Transcribe each entry below exactly. Pictures do not go in the copy.

*Available records*:
■ ■ ■ ■

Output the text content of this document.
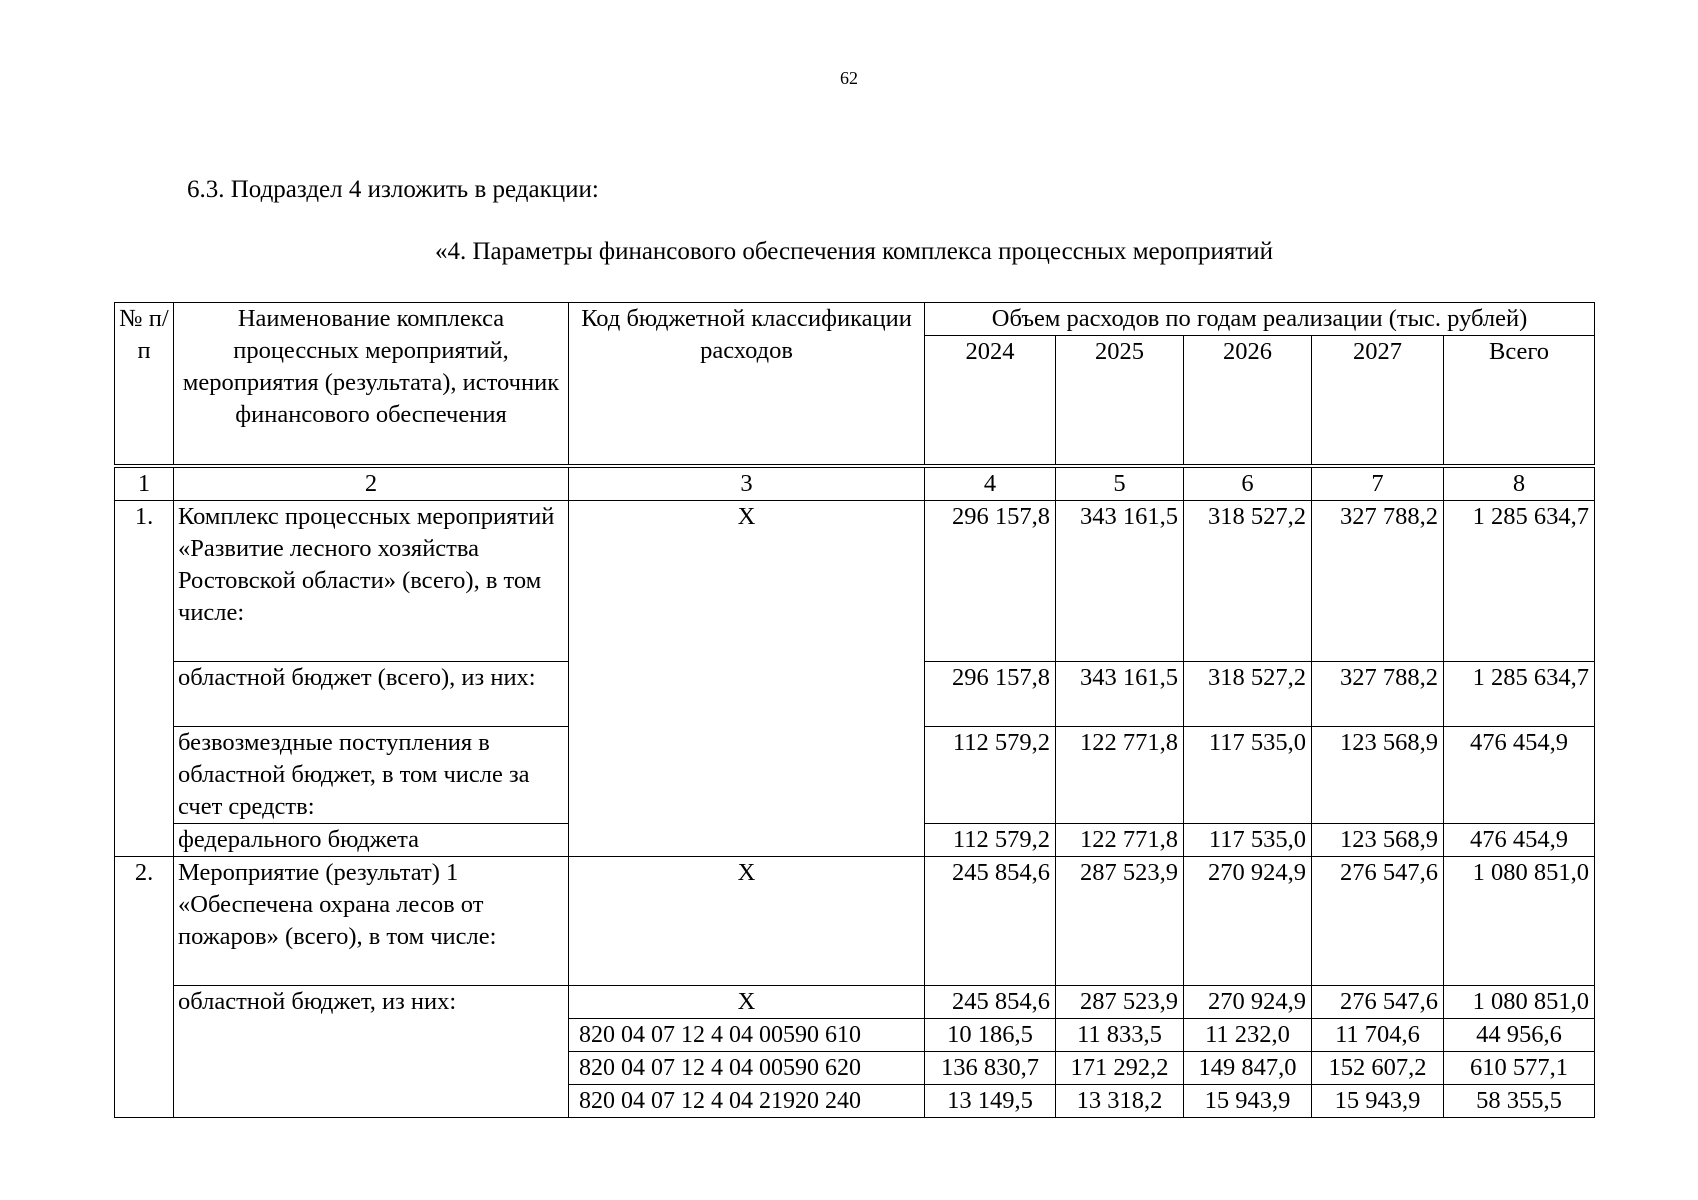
62
6.3. Подраздел 4 изложить в редакции:
«4. Параметры финансового обеспечения комплекса процессных мероприятий
№ п/п	Наименование комплекса процессных мероприятий, мероприятия (результата), источник финансового обеспечения	Код бюджетной классификации расходов	Объем расходов по годам реализации (тыс. рублей)				
			2024	2025	2026	2027	Всего
1	2	3	4	5	6	7	8
1.	Комплекс процессных мероприятий «Развитие лесного хозяйства Ростовской области» (всего), в том числе:	X	296 157,8	343 161,5	318 527,2	327 788,2	1 285 634,7
	областной бюджет (всего), из них:		296 157,8	343 161,5	318 527,2	327 788,2	1 285 634,7
	безвозмездные поступления в областной бюджет, в том числе за счет средств:		112 579,2	122 771,8	117 535,0	123 568,9	476 454,9
	федерального бюджета		112 579,2	122 771,8	117 535,0	123 568,9	476 454,9
2.	Мероприятие (результат) 1 «Обеспечена охрана лесов от пожаров» (всего), в том числе:	X	245 854,6	287 523,9	270 924,9	276 547,6	1 080 851,0
	областной бюджет, из них:	X	245 854,6	287 523,9	270 924,9	276 547,6	1 080 851,0
		820 04 07 12 4 04 00590 610	10 186,5	11 833,5	11 232,0	11 704,6	44 956,6
		820 04 07 12 4 04 00590 620	136 830,7	171 292,2	149 847,0	152 607,2	610 577,1
		820 04 07 12 4 04 21920 240	13 149,5	13 318,2	15 943,9	15 943,9	58 355,5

■ ■ ■ ■

*Full response*:
Output the text content of this document.
62
6.3. Подраздел 4 изложить в редакции:
«4. Параметры финансового обеспечения комплекса процессных мероприятий
№ п/п	Наименование комплекса процессных мероприятий, мероприятия (результата), источник финансового обеспечения	Код бюджетной классификации расходов	Объем расходов по годам реализации (тыс. рублей)				
			2024	2025	2026	2027	Всего
1	2	3	4	5	6	7	8
1.	Комплекс процессных мероприятий «Развитие лесного хозяйства Ростовской области» (всего), в том числе:	X	296 157,8	343 161,5	318 527,2	327 788,2	1 285 634,7
	областной бюджет (всего), из них:		296 157,8	343 161,5	318 527,2	327 788,2	1 285 634,7
	безвозмездные поступления в областной бюджет, в том числе за счет средств:		112 579,2	122 771,8	117 535,0	123 568,9	476 454,9
	федерального бюджета		112 579,2	122 771,8	117 535,0	123 568,9	476 454,9
2.	Мероприятие (результат) 1 «Обеспечена охрана лесов от пожаров» (всего), в том числе:	X	245 854,6	287 523,9	270 924,9	276 547,6	1 080 851,0
	областной бюджет, из них:	X	245 854,6	287 523,9	270 924,9	276 547,6	1 080 851,0
		820 04 07 12 4 04 00590 610	10 186,5	11 833,5	11 232,0	11 704,6	44 956,6
		820 04 07 12 4 04 00590 620	136 830,7	171 292,2	149 847,0	152 607,2	610 577,1
		820 04 07 12 4 04 21920 240	13 149,5	13 318,2	15 943,9	15 943,9	58 355,5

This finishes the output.